• [Material]:
____________________
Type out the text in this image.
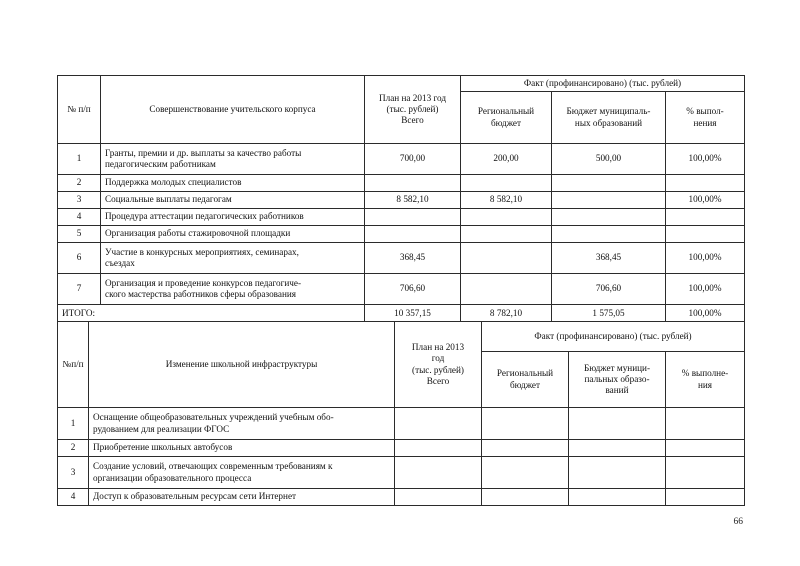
№ п/п	Совершенствование учительского корпуса	План на 2013 год
(тыс. рублей)
Всего	Факт (профинансировано) (тыс. рублей)		

Региональный
бюджет

Бюджет муниципаль-
ных образований

% выпол-
нения

1	Гранты, премии и др. выплаты за качество работы
педагогическим работникам	700,00	200,00	500,00	100,00%
2	Поддержка молодых специалистов				
3	Социальные выплаты педагогам	8 582,10	8 582,10		100,00%
4	Процедура аттестации педагогических работников				
5	Организация работы стажировочной площадки				
6	Участие в конкурсных мероприятиях, семинарах,
съездах	368,45		368,45	100,00%
7	Организация и проведение конкурсов педагогиче-
ского мастерства работников сферы образования	706,60		706,60	100,00%
ИТОГО:		10 357,15	8 782,10	1 575,05	100,00%
№п/п	Изменение школьной инфраструктуры	План на 2013
год
(тыс. рублей)
Всего	Факт (профинансировано) (тыс. рублей)		

Региональный
бюджет

Бюджет муници-
пальных образо-
ваний

% выполне-
ния

1	Оснащение общеобразовательных учреждений учебным обо-
рудованием для реализации ФГОС				

2	Приобретение школьных автобусов				
3	Создание условий, отвечающих современным требованиям к
организации образовательного процесса				

4	Доступ к образовательным ресурсам сети Интернет				
66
____________________
• [Problem details]:
Without the pictures, write out the whole listing above exactly as it appears.

• [Result]:
Type out the text in this image.
№ п/п	Совершенствование учительского корпуса	План на 2013 год
(тыс. рублей)
Всего	Факт (профинансировано) (тыс. рублей)		

Региональный
бюджет

Бюджет муниципаль-
ных образований

% выпол-
нения

1	Гранты, премии и др. выплаты за качество работы
педагогическим работникам	700,00	200,00	500,00	100,00%
2	Поддержка молодых специалистов				
3	Социальные выплаты педагогам	8 582,10	8 582,10		100,00%
4	Процедура аттестации педагогических работников				
5	Организация работы стажировочной площадки				
6	Участие в конкурсных мероприятиях, семинарах,
съездах	368,45		368,45	100,00%
7	Организация и проведение конкурсов педагогиче-
ского мастерства работников сферы образования	706,60		706,60	100,00%
ИТОГО:		10 357,15	8 782,10	1 575,05	100,00%
№п/п	Изменение школьной инфраструктуры	План на 2013
год
(тыс. рублей)
Всего	Факт (профинансировано) (тыс. рублей)		

Региональный
бюджет

Бюджет муници-
пальных образо-
ваний

% выполне-
ния

1	Оснащение общеобразовательных учреждений учебным обо-
рудованием для реализации ФГОС				

2	Приобретение школьных автобусов				
3	Создание условий, отвечающих современным требованиям к
организации образовательного процесса				

4	Доступ к образовательным ресурсам сети Интернет				
66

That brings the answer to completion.